What you will do
Seek out every line containing the word "flashlight", and copy each.
--- Supplied data ---
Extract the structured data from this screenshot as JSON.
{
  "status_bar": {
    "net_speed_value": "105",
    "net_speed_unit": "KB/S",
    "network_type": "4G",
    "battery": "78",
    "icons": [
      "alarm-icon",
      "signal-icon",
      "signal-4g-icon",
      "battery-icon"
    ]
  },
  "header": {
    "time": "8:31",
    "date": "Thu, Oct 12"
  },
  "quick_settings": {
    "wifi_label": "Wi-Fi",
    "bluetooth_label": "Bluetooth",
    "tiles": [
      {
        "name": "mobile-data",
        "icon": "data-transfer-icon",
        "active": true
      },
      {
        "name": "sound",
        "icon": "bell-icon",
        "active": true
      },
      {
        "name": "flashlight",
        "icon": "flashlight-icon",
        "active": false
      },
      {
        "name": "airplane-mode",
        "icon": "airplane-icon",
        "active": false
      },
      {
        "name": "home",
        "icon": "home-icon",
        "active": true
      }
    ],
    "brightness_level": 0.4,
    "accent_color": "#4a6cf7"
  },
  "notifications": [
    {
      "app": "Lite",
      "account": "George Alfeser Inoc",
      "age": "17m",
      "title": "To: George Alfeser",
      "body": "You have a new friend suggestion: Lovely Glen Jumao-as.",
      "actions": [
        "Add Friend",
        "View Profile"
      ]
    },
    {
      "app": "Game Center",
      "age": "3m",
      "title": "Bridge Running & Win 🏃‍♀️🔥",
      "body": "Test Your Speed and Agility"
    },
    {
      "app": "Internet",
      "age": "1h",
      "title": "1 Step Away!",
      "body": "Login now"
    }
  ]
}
---
--- Supplied data ---
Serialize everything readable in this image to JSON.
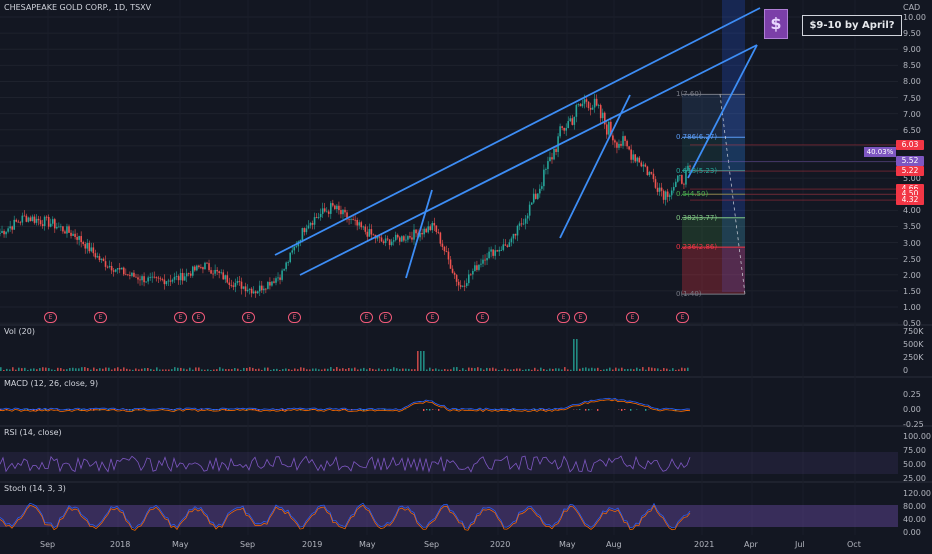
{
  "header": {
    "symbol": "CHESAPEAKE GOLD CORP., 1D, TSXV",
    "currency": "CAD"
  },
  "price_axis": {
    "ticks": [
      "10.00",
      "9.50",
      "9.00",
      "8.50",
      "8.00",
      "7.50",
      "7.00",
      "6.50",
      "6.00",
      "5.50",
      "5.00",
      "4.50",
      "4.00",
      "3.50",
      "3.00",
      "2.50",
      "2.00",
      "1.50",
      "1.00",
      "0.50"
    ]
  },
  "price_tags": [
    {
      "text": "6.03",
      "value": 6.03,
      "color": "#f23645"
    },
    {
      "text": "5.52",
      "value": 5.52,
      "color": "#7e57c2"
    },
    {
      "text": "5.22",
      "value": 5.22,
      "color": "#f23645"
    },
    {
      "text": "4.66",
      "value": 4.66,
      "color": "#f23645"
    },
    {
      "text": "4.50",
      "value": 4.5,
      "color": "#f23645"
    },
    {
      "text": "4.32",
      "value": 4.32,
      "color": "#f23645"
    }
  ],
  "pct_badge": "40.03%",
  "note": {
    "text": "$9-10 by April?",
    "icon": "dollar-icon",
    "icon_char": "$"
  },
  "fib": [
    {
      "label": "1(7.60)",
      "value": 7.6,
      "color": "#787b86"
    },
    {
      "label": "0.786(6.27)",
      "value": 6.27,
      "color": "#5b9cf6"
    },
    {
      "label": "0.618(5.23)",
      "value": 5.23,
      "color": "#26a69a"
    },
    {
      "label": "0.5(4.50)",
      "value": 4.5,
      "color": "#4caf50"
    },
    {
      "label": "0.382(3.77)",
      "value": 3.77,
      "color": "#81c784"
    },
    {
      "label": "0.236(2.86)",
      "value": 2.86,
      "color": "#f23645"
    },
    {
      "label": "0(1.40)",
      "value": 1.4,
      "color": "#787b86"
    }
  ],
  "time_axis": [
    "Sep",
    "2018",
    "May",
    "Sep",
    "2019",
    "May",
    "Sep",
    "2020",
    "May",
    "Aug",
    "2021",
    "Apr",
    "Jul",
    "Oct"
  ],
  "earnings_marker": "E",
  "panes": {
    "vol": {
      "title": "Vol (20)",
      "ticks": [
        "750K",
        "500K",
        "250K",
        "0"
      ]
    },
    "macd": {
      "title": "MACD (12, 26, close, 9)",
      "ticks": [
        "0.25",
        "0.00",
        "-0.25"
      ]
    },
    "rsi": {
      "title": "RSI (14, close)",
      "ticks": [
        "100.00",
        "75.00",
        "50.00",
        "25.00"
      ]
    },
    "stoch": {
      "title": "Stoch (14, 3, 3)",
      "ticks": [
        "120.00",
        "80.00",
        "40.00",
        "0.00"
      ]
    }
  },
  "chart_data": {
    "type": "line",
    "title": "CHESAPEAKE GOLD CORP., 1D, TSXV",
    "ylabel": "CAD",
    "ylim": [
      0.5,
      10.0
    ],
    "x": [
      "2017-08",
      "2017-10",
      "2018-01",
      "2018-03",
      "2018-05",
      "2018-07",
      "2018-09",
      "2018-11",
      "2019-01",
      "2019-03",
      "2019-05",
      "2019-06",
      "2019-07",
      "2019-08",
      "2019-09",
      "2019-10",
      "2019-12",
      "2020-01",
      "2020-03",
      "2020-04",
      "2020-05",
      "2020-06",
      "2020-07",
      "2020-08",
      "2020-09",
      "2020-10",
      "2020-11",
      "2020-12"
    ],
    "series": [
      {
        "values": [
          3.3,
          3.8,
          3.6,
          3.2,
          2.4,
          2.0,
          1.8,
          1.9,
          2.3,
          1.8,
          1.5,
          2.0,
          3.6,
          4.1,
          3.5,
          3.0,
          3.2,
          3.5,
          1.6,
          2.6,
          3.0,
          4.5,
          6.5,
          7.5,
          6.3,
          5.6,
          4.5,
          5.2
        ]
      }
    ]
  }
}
---
--- Supplied data ---
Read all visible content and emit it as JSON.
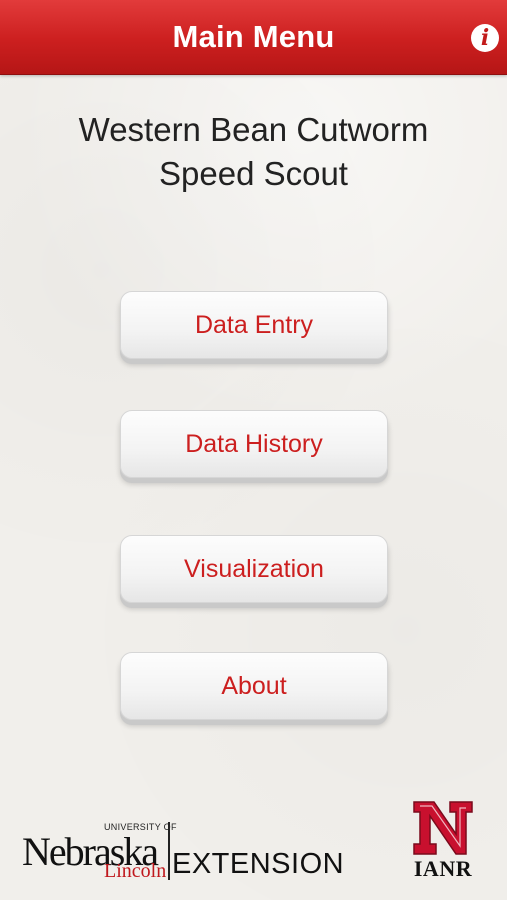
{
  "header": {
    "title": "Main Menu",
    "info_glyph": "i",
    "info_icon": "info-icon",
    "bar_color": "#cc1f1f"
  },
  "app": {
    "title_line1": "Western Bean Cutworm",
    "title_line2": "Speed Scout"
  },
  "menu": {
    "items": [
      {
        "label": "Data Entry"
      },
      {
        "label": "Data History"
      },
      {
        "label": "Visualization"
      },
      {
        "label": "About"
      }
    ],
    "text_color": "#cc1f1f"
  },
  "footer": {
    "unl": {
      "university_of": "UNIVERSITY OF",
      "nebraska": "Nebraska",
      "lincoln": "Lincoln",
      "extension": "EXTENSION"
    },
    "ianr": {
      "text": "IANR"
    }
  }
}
---
Complete output
        "name": "flashlight",
        "icon": "flashlight-icon",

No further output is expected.